>> start MATERIAL
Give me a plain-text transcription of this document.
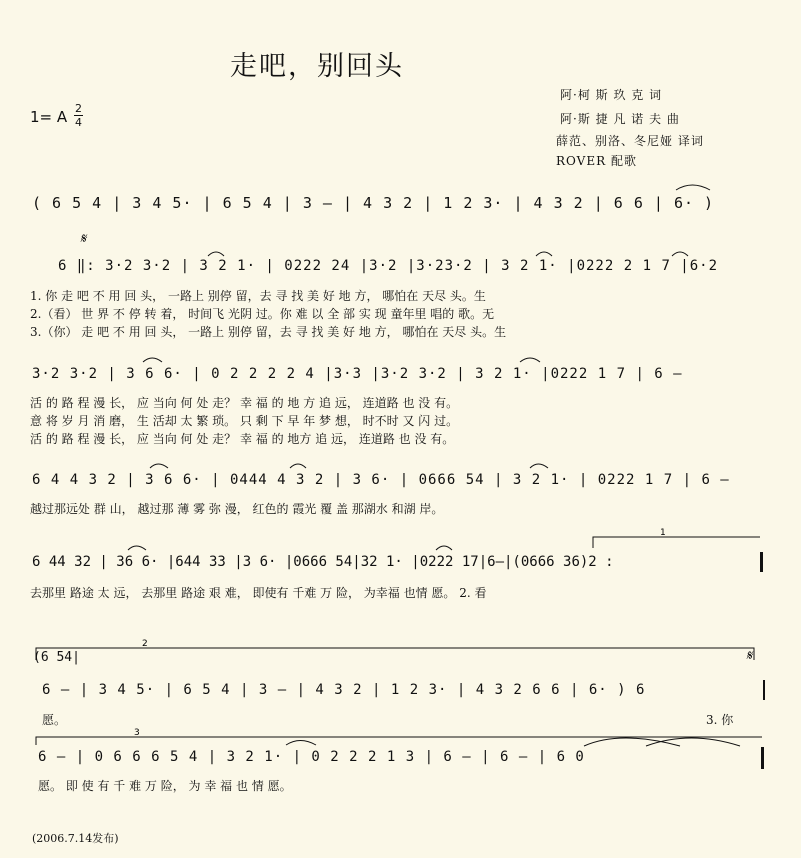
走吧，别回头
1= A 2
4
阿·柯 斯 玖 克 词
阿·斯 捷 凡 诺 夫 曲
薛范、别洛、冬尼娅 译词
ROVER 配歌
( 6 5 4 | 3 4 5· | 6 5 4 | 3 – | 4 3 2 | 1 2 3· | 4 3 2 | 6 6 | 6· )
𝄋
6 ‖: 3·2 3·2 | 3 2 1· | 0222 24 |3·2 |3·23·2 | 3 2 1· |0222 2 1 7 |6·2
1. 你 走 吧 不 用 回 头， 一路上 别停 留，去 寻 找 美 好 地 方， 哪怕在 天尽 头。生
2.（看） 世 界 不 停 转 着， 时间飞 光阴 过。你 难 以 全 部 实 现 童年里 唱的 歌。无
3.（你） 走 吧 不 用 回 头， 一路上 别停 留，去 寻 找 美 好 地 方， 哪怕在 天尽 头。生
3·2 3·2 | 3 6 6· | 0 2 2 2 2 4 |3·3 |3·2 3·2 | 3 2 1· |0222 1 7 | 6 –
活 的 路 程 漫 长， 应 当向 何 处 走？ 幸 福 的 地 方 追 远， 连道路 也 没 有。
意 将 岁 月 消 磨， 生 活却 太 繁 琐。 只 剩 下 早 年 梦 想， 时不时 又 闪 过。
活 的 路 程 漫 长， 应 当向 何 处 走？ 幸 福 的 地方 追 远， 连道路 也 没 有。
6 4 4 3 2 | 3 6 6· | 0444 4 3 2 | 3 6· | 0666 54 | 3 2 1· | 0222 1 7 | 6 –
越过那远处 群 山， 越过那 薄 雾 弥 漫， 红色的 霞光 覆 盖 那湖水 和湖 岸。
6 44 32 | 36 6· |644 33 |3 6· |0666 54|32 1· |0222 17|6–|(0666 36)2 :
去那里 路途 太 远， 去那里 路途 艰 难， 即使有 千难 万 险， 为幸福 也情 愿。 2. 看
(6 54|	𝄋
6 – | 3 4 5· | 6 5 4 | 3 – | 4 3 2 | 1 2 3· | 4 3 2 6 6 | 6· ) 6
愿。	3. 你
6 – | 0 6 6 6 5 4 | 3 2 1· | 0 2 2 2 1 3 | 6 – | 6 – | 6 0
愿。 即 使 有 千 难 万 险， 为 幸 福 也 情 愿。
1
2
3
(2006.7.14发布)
>> end MATERIAL
▸ EXERCISE BRIEF: Reproduce the material word for word. Any pictures should be left out of the copy.

▸ ANSWER TO THE PROBLEM:
Give me a plain-text transcription of this document.
走吧，别回头
1= A 2
4
阿·柯 斯 玖 克 词
阿·斯 捷 凡 诺 夫 曲
薛范、别洛、冬尼娅 译词
ROVER 配歌
( 6 5 4 | 3 4 5· | 6 5 4 | 3 – | 4 3 2 | 1 2 3· | 4 3 2 | 6 6 | 6· )
𝄋
6 ‖: 3·2 3·2 | 3 2 1· | 0222 24 |3·2 |3·23·2 | 3 2 1· |0222 2 1 7 |6·2
1. 你 走 吧 不 用 回 头， 一路上 别停 留，去 寻 找 美 好 地 方， 哪怕在 天尽 头。生
2.（看） 世 界 不 停 转 着， 时间飞 光阴 过。你 难 以 全 部 实 现 童年里 唱的 歌。无
3.（你） 走 吧 不 用 回 头， 一路上 别停 留，去 寻 找 美 好 地 方， 哪怕在 天尽 头。生
3·2 3·2 | 3 6 6· | 0 2 2 2 2 4 |3·3 |3·2 3·2 | 3 2 1· |0222 1 7 | 6 –
活 的 路 程 漫 长， 应 当向 何 处 走？ 幸 福 的 地 方 追 远， 连道路 也 没 有。
意 将 岁 月 消 磨， 生 活却 太 繁 琐。 只 剩 下 早 年 梦 想， 时不时 又 闪 过。
活 的 路 程 漫 长， 应 当向 何 处 走？ 幸 福 的 地方 追 远， 连道路 也 没 有。
6 4 4 3 2 | 3 6 6· | 0444 4 3 2 | 3 6· | 0666 54 | 3 2 1· | 0222 1 7 | 6 –
越过那远处 群 山， 越过那 薄 雾 弥 漫， 红色的 霞光 覆 盖 那湖水 和湖 岸。
6 44 32 | 36 6· |644 33 |3 6· |0666 54|32 1· |0222 17|6–|(0666 36)2 :
去那里 路途 太 远， 去那里 路途 艰 难， 即使有 千难 万 险， 为幸福 也情 愿。 2. 看
(6 54|	𝄋
6 – | 3 4 5· | 6 5 4 | 3 – | 4 3 2 | 1 2 3· | 4 3 2 6 6 | 6· ) 6
愿。	3. 你
6 – | 0 6 6 6 5 4 | 3 2 1· | 0 2 2 2 1 3 | 6 – | 6 – | 6 0
愿。 即 使 有 千 难 万 险， 为 幸 福 也 情 愿。
1
2
3
(2006.7.14发布)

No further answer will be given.